#### [Data excerpts]
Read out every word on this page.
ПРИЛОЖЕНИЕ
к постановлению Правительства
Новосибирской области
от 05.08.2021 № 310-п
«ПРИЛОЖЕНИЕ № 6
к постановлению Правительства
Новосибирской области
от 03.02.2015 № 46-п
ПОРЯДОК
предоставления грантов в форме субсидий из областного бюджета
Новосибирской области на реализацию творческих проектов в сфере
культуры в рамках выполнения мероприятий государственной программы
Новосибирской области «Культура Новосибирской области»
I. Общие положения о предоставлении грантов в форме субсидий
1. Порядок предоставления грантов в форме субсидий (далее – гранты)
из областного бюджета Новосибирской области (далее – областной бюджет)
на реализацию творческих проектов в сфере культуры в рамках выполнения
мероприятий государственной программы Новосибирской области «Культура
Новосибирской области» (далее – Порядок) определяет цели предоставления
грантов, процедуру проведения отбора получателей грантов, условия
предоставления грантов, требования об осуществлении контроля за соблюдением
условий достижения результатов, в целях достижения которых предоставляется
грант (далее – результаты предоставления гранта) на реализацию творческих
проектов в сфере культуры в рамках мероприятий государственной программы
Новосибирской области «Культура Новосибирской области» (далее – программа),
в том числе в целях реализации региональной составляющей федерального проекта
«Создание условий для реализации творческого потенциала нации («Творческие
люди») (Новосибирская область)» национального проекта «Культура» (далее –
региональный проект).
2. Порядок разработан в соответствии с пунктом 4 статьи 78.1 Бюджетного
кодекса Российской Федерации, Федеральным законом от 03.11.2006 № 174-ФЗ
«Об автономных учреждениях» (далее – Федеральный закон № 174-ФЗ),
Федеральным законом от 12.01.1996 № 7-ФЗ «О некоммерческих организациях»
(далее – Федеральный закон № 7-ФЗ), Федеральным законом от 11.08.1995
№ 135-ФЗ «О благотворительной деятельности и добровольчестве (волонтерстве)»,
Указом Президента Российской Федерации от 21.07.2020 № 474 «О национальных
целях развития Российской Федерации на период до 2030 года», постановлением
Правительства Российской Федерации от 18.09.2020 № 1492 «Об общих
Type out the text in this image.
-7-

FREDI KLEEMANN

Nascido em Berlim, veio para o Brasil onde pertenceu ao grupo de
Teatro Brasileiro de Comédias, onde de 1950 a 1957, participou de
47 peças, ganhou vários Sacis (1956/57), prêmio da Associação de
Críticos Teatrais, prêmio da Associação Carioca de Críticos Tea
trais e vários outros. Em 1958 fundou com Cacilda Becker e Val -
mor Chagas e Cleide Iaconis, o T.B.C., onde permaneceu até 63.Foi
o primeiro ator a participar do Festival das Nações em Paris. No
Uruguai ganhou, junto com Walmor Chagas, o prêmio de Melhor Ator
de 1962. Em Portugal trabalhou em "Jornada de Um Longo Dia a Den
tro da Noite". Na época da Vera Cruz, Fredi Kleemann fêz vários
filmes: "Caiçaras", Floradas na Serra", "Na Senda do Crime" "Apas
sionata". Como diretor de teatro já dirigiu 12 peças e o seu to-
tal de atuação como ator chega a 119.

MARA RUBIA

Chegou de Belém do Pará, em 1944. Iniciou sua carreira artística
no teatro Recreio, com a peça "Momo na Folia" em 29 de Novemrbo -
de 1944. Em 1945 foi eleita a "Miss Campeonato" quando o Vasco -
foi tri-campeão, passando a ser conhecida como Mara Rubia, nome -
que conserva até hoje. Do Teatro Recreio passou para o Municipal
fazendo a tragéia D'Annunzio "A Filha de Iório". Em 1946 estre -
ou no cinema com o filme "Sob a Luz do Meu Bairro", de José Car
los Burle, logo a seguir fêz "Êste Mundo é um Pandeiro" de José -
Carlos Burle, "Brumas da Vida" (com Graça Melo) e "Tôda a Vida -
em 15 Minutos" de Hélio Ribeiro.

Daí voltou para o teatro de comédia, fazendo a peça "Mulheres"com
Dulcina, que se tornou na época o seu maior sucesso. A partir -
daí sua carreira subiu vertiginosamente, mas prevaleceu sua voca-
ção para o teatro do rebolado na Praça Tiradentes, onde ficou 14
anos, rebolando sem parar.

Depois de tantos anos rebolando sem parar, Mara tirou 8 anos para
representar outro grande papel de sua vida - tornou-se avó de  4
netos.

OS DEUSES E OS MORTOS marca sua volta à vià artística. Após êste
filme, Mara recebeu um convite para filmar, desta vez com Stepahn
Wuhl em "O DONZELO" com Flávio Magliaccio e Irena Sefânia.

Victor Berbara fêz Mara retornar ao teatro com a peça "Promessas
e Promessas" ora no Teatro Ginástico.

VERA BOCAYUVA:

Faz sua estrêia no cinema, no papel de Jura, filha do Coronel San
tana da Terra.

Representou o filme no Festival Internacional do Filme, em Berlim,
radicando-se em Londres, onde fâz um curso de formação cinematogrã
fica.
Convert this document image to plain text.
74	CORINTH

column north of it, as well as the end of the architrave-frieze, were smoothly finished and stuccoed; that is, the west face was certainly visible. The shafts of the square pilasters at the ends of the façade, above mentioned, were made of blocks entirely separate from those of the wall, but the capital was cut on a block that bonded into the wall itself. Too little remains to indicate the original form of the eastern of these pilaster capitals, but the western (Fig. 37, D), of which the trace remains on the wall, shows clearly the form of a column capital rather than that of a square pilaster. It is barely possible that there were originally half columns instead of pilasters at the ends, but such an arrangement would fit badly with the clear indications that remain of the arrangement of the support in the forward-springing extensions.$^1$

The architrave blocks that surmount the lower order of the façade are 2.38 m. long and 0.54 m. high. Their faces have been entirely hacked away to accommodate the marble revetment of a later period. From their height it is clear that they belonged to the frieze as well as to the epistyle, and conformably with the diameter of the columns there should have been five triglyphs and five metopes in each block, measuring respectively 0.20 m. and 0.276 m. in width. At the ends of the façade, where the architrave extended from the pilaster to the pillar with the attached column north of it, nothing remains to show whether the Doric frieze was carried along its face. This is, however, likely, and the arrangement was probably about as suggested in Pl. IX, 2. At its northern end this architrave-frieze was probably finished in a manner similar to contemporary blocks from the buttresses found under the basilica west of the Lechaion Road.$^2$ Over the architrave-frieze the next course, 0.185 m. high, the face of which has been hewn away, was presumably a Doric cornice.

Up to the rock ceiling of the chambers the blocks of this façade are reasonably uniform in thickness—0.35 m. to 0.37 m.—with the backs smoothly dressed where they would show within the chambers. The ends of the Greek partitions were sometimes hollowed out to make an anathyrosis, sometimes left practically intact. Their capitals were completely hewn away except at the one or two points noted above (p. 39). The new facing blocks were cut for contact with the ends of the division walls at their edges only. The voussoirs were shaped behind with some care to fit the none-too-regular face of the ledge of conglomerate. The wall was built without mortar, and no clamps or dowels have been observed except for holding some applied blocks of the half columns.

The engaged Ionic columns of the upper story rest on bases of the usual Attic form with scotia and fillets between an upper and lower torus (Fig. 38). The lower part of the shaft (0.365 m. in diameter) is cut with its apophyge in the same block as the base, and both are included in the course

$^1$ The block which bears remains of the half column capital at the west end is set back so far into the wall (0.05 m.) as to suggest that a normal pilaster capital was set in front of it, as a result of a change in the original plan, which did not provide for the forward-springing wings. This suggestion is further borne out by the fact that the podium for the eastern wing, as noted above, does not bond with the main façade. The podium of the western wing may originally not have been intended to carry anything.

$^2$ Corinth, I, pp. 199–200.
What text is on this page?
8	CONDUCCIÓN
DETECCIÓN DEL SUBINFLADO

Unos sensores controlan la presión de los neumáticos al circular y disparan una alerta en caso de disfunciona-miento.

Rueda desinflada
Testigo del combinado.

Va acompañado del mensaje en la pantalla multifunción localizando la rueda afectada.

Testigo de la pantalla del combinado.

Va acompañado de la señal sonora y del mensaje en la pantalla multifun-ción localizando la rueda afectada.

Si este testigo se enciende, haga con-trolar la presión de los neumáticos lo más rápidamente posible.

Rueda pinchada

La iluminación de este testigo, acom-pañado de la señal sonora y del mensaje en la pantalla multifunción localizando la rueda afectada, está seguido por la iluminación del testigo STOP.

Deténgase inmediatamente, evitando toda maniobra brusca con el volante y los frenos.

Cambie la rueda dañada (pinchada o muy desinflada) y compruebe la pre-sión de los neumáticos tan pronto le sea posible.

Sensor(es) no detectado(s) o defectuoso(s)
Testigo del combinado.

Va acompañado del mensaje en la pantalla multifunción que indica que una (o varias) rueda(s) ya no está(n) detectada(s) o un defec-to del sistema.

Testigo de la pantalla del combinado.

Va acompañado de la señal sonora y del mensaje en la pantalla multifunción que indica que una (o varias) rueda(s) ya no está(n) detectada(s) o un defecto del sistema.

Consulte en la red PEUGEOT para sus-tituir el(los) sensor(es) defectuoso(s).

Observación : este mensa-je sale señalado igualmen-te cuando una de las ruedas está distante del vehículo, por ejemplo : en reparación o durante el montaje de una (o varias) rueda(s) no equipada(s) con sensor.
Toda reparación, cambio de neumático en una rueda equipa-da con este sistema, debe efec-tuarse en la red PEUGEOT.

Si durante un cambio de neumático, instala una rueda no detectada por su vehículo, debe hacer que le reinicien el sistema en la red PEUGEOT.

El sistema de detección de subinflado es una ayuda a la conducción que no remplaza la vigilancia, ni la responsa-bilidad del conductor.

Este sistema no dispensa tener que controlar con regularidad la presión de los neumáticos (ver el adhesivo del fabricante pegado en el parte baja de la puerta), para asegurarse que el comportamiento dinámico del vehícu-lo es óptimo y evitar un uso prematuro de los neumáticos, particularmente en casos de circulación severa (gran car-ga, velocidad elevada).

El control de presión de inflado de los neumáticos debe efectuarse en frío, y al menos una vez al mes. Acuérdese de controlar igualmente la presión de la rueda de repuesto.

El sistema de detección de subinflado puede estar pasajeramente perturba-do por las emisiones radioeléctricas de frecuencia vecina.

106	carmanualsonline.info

#### [Exercise instructions]
Display every line of the listing that contains the string "artística".

#### [Result]
Chegou de Belém do Pará, em 1944. Iniciou sua carreira artística
OS DEUSES E OS MORTOS marca sua volta à vià artística. Após êste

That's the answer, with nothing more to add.